*** THE INPUT ***
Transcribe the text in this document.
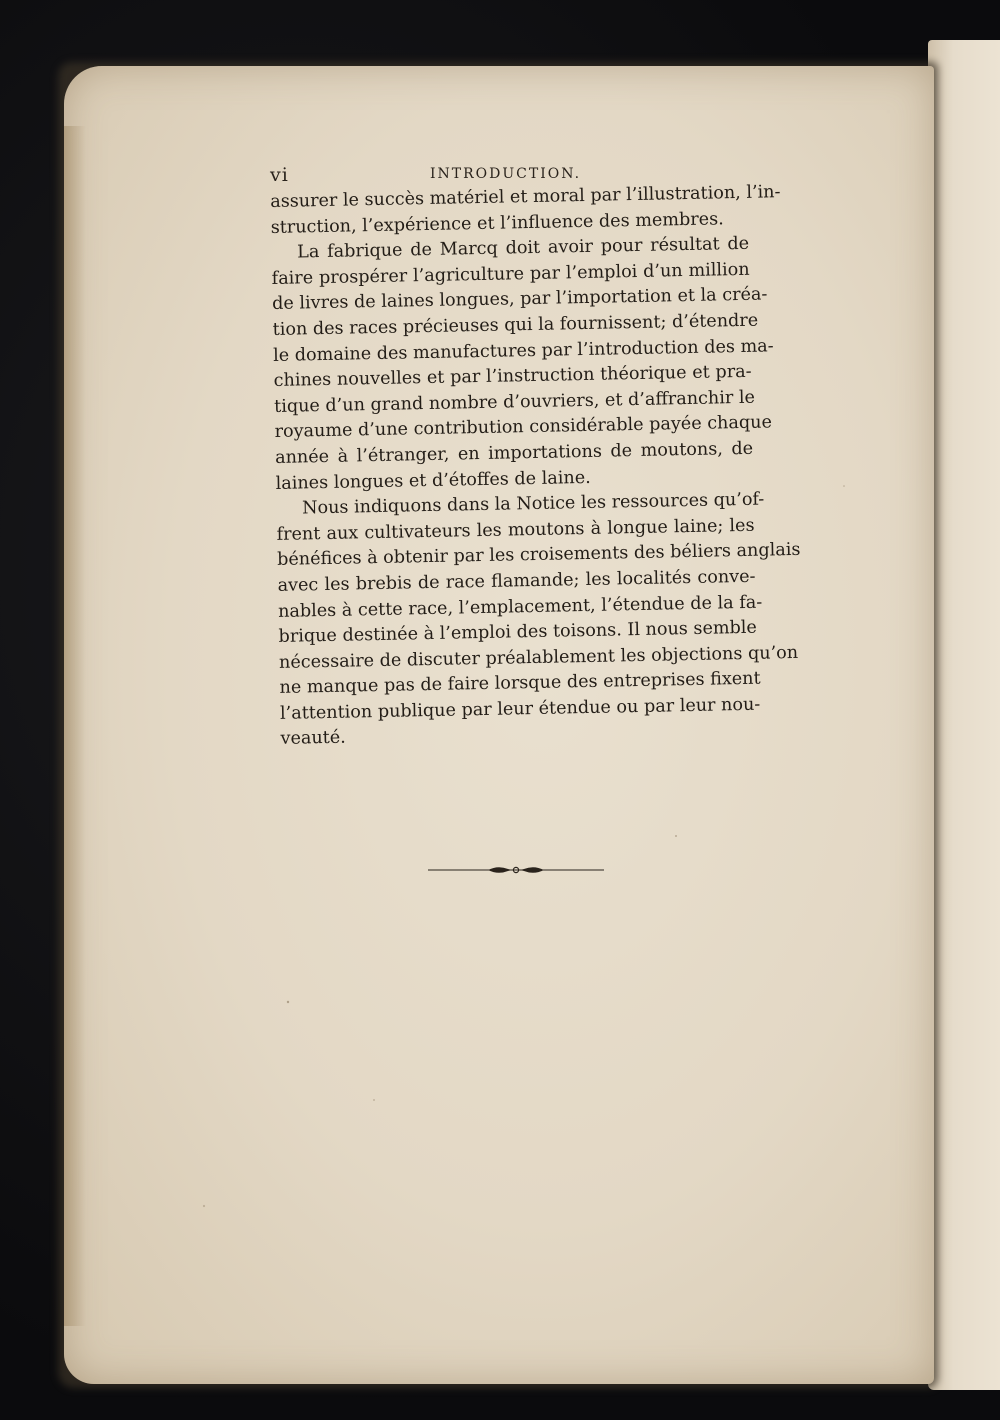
vi	INTRODUCTION.
assurer le succès matériel et moral par l’illustration, l’in-
struction, l’expérience et l’influence des membres.
La fabrique de Marcq doit avoir pour résultat de
faire prospérer l’agriculture par l’emploi d’un million
de livres de laines longues, par l’importation et la créa-
tion des races précieuses qui la fournissent; d’étendre
le domaine des manufactures par l’introduction des ma-
chines nouvelles et par l’instruction théorique et pra-
tique d’un grand nombre d’ouvriers, et d’affranchir le
royaume d’une contribution considérable payée chaque
année à l’étranger, en importations de moutons, de
laines longues et d’étoffes de laine.
Nous indiquons dans la Notice les ressources qu’of-
frent aux cultivateurs les moutons à longue laine; les
bénéfices à obtenir par les croisements des béliers anglais
avec les brebis de race flamande; les localités conve-
nables à cette race, l’emplacement, l’étendue de la fa-
brique destinée à l’emploi des toisons. Il nous semble
nécessaire de discuter préalablement les objections qu’on
ne manque pas de faire lorsque des entreprises fixent
l’attention publique par leur étendue ou par leur nou-
veauté.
***
■ WORK TO DO
Note how many lines of the material contain the string "laines". Then report that number by itself.

■ CORRECT OUTPUT
2